特許実施契約書とは?
特許実施契約書とは、特許権を保有する者(特許権者)が、第三者に対して特許発明を実施する権利を許諾する際に締結する契約書です。ここでいう「実施」とは、特許法に定められた製造、使用、販売、譲渡、輸出入などの行為を指します。特許は、登録された時点で特許権者に独占的な実施権が認められます。そのため、第三者が特許発明を利用する場合には、必ず特許権者の許諾が必要となります。この許諾関係を法的に明確にするのが、特許実施契約書の役割です。特許実施契約書を締結せずに特許技術を利用した場合、特許権侵害として差止請求や損害賠償請求を受けるリスクがあるため、事業活動において極めて重要な契約書の一つといえます。
特許実施契約書が必要となる主なケース
特許実施契約書は、次のような場面で必要とされます。

=-=-=

課題と演習:
a - 特許実施契約書の解説によると、第三者が特許発明を利用するときに特許権者の許諾が必要なのはなぜか、一～三文で説明してください。
b - 特許実施契約書の解説の続きを、最後の「次のような場面で必要とされます。」の後から書き進めてください。

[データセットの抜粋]
=-=-=

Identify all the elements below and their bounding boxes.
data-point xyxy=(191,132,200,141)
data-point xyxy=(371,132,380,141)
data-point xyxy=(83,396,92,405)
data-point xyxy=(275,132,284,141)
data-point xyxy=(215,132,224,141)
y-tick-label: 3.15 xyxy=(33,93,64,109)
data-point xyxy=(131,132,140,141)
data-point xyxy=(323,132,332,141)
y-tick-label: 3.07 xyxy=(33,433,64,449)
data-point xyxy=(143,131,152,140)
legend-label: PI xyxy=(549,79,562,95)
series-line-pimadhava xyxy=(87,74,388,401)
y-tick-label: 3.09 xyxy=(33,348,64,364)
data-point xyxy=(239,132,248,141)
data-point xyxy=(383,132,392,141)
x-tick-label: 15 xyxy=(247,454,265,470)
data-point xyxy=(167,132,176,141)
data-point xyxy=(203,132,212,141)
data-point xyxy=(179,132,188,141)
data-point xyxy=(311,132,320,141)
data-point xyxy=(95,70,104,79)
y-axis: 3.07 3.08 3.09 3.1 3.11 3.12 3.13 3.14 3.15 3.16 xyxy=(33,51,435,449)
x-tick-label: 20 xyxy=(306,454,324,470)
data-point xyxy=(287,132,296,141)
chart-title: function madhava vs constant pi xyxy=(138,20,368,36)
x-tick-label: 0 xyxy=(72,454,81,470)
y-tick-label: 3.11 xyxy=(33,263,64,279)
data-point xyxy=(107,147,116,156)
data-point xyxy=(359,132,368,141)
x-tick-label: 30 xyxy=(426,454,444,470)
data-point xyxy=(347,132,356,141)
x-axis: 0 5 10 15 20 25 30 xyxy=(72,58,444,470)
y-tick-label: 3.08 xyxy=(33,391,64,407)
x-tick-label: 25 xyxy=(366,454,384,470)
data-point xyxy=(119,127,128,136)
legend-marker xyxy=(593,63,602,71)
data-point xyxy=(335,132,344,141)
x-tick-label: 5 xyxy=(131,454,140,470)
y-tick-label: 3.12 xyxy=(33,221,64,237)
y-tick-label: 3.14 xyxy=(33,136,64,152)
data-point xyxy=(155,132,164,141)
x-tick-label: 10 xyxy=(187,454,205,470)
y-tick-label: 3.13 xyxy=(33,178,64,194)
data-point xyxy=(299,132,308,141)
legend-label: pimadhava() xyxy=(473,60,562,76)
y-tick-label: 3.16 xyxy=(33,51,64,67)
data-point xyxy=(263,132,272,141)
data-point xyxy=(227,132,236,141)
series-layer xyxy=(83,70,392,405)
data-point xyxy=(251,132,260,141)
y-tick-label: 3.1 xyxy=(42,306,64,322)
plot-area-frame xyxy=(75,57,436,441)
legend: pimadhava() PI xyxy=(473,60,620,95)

=-=-=

課題別の結果:
a - 特許が登録された時点で、特許権者に独占的な実施権が認められるからです。そのため、第三者が特許発明を利用するには、必ず特許権者の許諾を得なければなりません。

b -
- 自社が保有する特許技術を他社にライセンス提供する場合
- 他社の特許技術を利用して製品開発や製造を行う場合
- 製造委託先に対し、特許技術の使用を認める場合
- スタートアップが特許技術を大企業に提供する場合
- 海外展開を見据えて国内特許の利用条件を整理する場合
特に近年では、自社で製品を製造せず、特許をライセンスすることで収益化するビジネスモデルも増えており、特許実施契約の重要性は年々高まっています。
特許実施契約書の主な種類
1. 非独占的実施契約
非独占的実施契約とは、特許権者が複数の相手方に対して同一特許の実施を許諾できる契約形態です。特許権者自身も引き続き特許を実施できる点が特徴で、最も一般的な形態です。
2. 独占的実施契約
独占的実施契約とは、特定の実施者のみに特許の実施を許諾し、特許権者自身も実施しない契約形態です。実施者にとっては競争優位性が高い一方、特許権者側の制約が大きくなります。
3. 通常実施権と専用実施権
法律上は、契約で定める通常実施権と、特許庁への登録が必要な専用実施権があります。実務では、登録を伴わない通常実施権契約が多く利用されています。
特許実施契約書に必ず盛り込むべき条項
特許実施契約書では、以下の条項を明確に定めることが重要です。
- 契約の目的
- 対象となる特許権の特定
- 実施許諾の範囲
- 実施地域・期間
- 実施料(ロイヤリティ)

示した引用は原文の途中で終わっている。